What to produce — Can the data below be echoed back word for word?

Data extracted from a collection —
^^^^

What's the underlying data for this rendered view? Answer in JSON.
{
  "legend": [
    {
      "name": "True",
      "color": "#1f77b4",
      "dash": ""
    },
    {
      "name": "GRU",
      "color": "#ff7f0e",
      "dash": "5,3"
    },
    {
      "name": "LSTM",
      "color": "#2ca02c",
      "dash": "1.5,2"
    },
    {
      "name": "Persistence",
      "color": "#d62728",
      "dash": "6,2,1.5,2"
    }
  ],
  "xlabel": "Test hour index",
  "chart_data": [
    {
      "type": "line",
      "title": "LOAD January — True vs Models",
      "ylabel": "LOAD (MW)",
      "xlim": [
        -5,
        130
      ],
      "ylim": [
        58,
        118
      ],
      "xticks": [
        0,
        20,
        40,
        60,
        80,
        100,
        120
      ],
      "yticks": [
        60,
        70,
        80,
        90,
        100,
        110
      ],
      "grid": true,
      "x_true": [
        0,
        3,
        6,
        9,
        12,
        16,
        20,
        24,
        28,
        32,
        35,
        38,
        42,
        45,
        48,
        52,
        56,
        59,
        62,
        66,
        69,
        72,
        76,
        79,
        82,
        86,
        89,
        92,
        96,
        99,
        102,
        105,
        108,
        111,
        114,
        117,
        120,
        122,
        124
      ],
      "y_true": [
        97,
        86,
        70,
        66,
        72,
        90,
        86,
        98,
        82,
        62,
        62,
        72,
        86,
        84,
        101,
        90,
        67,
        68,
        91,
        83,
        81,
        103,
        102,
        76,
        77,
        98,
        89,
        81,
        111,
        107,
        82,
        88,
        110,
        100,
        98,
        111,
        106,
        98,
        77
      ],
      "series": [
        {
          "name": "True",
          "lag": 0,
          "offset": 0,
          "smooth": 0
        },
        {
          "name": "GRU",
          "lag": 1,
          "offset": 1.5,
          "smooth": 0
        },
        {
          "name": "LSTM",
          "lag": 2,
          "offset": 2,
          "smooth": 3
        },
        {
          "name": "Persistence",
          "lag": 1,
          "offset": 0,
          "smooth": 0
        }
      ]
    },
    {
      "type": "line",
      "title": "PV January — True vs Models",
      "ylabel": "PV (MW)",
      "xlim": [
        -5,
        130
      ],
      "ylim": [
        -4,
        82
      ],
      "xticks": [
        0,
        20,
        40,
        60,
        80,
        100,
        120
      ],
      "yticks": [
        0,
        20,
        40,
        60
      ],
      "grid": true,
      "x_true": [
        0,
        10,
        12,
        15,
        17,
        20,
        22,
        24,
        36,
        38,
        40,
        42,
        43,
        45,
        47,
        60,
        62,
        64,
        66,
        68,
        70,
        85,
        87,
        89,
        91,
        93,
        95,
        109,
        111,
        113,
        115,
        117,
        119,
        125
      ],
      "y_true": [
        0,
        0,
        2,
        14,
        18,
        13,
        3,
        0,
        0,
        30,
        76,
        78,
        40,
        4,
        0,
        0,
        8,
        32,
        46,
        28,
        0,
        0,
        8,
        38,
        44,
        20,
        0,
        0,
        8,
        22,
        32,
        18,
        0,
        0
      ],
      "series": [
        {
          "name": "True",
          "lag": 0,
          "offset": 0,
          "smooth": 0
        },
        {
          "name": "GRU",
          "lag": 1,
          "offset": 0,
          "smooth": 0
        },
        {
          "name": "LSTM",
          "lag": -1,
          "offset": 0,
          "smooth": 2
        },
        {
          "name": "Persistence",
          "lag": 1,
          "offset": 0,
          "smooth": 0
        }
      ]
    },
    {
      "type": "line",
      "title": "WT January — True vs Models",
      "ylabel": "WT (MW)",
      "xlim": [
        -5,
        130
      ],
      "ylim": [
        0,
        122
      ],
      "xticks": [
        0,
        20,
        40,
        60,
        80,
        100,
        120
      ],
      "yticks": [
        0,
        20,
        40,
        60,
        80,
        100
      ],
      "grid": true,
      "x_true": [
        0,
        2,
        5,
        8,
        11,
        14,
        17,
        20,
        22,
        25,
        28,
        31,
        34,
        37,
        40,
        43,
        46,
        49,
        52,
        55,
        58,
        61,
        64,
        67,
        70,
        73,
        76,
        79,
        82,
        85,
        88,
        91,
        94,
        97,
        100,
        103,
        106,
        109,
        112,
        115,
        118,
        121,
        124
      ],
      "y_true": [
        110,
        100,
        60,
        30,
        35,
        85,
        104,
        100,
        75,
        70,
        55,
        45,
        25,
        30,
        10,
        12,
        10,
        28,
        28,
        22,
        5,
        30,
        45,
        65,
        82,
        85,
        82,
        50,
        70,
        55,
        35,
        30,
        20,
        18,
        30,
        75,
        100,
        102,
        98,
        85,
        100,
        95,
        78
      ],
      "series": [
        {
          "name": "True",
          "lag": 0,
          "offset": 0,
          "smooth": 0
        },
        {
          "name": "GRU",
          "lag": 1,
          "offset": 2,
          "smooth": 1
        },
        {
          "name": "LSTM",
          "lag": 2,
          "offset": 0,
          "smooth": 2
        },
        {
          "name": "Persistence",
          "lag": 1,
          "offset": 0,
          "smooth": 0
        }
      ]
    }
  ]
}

^^^^

Finished answer —
What's the underlying data for this rendered view? Answer in JSON.
{
  "legend": [
    {
      "name": "True",
      "color": "#1f77b4",
      "dash": ""
    },
    {
      "name": "GRU",
      "color": "#ff7f0e",
      "dash": "5,3"
    },
    {
      "name": "LSTM",
      "color": "#2ca02c",
      "dash": "1.5,2"
    },
    {
      "name": "Persistence",
      "color": "#d62728",
      "dash": "6,2,1.5,2"
    }
  ],
  "xlabel": "Test hour index",
  "chart_data": [
    {
      "type": "line",
      "title": "LOAD January — True vs Models",
      "ylabel": "LOAD (MW)",
      "xlim": [
        -5,
        130
      ],
      "ylim": [
        58,
        118
      ],
      "xticks": [
        0,
        20,
        40,
        60,
        80,
        100,
        120
      ],
      "yticks": [
        60,
        70,
        80,
        90,
        100,
        110
      ],
      "grid": true,
      "x_true": [
        0,
        3,
        6,
        9,
        12,
        16,
        20,
        24,
        28,
        32,
        35,
        38,
        42,
        45,
        48,
        52,
        56,
        59,
        62,
        66,
        69,
        72,
        76,
        79,
        82,
        86,
        89,
        92,
        96,
        99,
        102,
        105,
        108,
        111,
        114,
        117,
        120,
        122,
        124
      ],
      "y_true": [
        97,
        86,
        70,
        66,
        72,
        90,
        86,
        98,
        82,
        62,
        62,
        72,
        86,
        84,
        101,
        90,
        67,
        68,
        91,
        83,
        81,
        103,
        102,
        76,
        77,
        98,
        89,
        81,
        111,
        107,
        82,
        88,
        110,
        100,
        98,
        111,
        106,
        98,
        77
      ],
      "series": [
        {
          "name": "True",
          "lag": 0,
          "offset": 0,
          "smooth": 0
        },
        {
          "name": "GRU",
          "lag": 1,
          "offset": 1.5,
          "smooth": 0
        },
        {
          "name": "LSTM",
          "lag": 2,
          "offset": 2,
          "smooth": 3
        },
        {
          "name": "Persistence",
          "lag": 1,
          "offset": 0,
          "smooth": 0
        }
      ]
    },
    {
      "type": "line",
      "title": "PV January — True vs Models",
      "ylabel": "PV (MW)",
      "xlim": [
        -5,
        130
      ],
      "ylim": [
        -4,
        82
      ],
      "xticks": [
        0,
        20,
        40,
        60,
        80,
        100,
        120
      ],
      "yticks": [
        0,
        20,
        40,
        60
      ],
      "grid": true,
      "x_true": [
        0,
        10,
        12,
        15,
        17,
        20,
        22,
        24,
        36,
        38,
        40,
        42,
        43,
        45,
        47,
        60,
        62,
        64,
        66,
        68,
        70,
        85,
        87,
        89,
        91,
        93,
        95,
        109,
        111,
        113,
        115,
        117,
        119,
        125
      ],
      "y_true": [
        0,
        0,
        2,
        14,
        18,
        13,
        3,
        0,
        0,
        30,
        76,
        78,
        40,
        4,
        0,
        0,
        8,
        32,
        46,
        28,
        0,
        0,
        8,
        38,
        44,
        20,
        0,
        0,
        8,
        22,
        32,
        18,
        0,
        0
      ],
      "series": [
        {
          "name": "True",
          "lag": 0,
          "offset": 0,
          "smooth": 0
        },
        {
          "name": "GRU",
          "lag": 1,
          "offset": 0,
          "smooth": 0
        },
        {
          "name": "LSTM",
          "lag": -1,
          "offset": 0,
          "smooth": 2
        },
        {
          "name": "Persistence",
          "lag": 1,
          "offset": 0,
          "smooth": 0
        }
      ]
    },
    {
      "type": "line",
      "title": "WT January — True vs Models",
      "ylabel": "WT (MW)",
      "xlim": [
        -5,
        130
      ],
      "ylim": [
        0,
        122
      ],
      "xticks": [
        0,
        20,
        40,
        60,
        80,
        100,
        120
      ],
      "yticks": [
        0,
        20,
        40,
        60,
        80,
        100
      ],
      "grid": true,
      "x_true": [
        0,
        2,
        5,
        8,
        11,
        14,
        17,
        20,
        22,
        25,
        28,
        31,
        34,
        37,
        40,
        43,
        46,
        49,
        52,
        55,
        58,
        61,
        64,
        67,
        70,
        73,
        76,
        79,
        82,
        85,
        88,
        91,
        94,
        97,
        100,
        103,
        106,
        109,
        112,
        115,
        118,
        121,
        124
      ],
      "y_true": [
        110,
        100,
        60,
        30,
        35,
        85,
        104,
        100,
        75,
        70,
        55,
        45,
        25,
        30,
        10,
        12,
        10,
        28,
        28,
        22,
        5,
        30,
        45,
        65,
        82,
        85,
        82,
        50,
        70,
        55,
        35,
        30,
        20,
        18,
        30,
        75,
        100,
        102,
        98,
        85,
        100,
        95,
        78
      ],
      "series": [
        {
          "name": "True",
          "lag": 0,
          "offset": 0,
          "smooth": 0
        },
        {
          "name": "GRU",
          "lag": 1,
          "offset": 2,
          "smooth": 1
        },
        {
          "name": "LSTM",
          "lag": 2,
          "offset": 0,
          "smooth": 2
        },
        {
          "name": "Persistence",
          "lag": 1,
          "offset": 0,
          "smooth": 0
        }
      ]
    }
  ]
}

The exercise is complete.